╔══
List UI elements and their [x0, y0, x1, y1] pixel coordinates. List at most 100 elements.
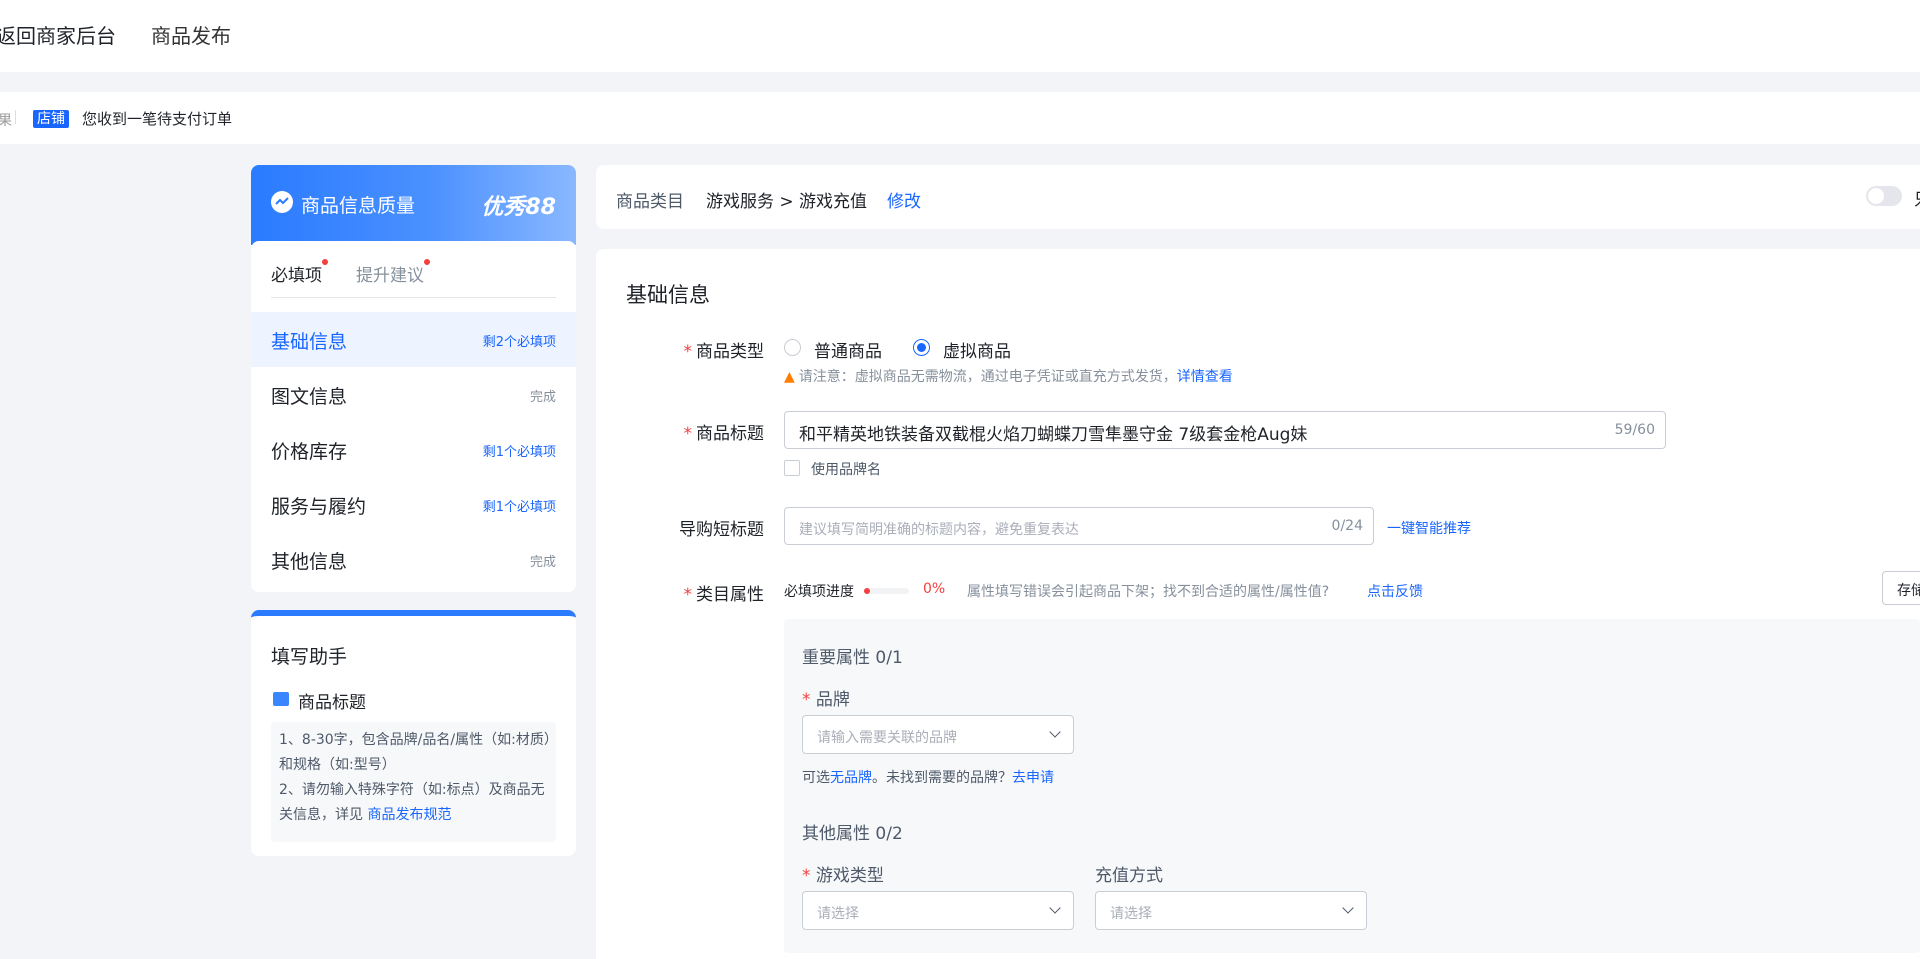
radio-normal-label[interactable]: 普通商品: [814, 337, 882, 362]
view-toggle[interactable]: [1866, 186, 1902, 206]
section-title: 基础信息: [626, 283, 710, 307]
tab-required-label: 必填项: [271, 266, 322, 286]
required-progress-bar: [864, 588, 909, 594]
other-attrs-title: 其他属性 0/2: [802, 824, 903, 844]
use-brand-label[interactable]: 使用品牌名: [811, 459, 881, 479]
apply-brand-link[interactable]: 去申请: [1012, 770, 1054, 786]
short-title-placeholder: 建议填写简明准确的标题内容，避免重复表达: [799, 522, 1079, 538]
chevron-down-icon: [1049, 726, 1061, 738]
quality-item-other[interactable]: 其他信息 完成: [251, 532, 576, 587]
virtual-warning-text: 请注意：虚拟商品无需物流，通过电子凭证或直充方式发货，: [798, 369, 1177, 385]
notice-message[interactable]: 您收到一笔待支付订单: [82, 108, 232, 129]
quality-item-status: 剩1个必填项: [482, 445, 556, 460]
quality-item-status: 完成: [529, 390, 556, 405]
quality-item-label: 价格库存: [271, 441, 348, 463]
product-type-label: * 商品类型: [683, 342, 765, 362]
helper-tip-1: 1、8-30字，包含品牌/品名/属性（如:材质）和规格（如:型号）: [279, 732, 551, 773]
╚══
[Required work] Copy out every line of the data above word for word, omitting the picture.

[Response to the exercise]
List UI elements and their [x0, y0, x1, y1] pixel coordinates. List at most 100 elements.
radio-normal-label[interactable]: 普通商品: [814, 337, 882, 362]
view-toggle[interactable]: [1866, 186, 1902, 206]
section-title: 基础信息: [626, 283, 710, 307]
tab-required-label: 必填项: [271, 266, 322, 286]
required-progress-bar: [864, 588, 909, 594]
other-attrs-title: 其他属性 0/2: [802, 824, 903, 844]
use-brand-label[interactable]: 使用品牌名: [811, 459, 881, 479]
apply-brand-link[interactable]: 去申请: [1012, 770, 1054, 786]
short-title-placeholder: 建议填写简明准确的标题内容，避免重复表达: [799, 522, 1079, 538]
chevron-down-icon: [1049, 726, 1061, 738]
quality-item-other[interactable]: 其他信息 完成: [251, 532, 576, 587]
virtual-warning-text: 请注意：虚拟商品无需物流，通过电子凭证或直充方式发货，: [798, 369, 1177, 385]
notice-message[interactable]: 您收到一笔待支付订单: [82, 108, 232, 129]
quality-item-status: 剩1个必填项: [482, 445, 556, 460]
quality-item-status: 完成: [529, 390, 556, 405]
quality-item-label: 价格库存: [271, 441, 348, 463]
product-type-label: * 商品类型: [683, 342, 765, 362]
helper-tip-1: 1、8-30字，包含品牌/品名/属性（如:材质）和规格（如:型号）: [279, 732, 551, 773]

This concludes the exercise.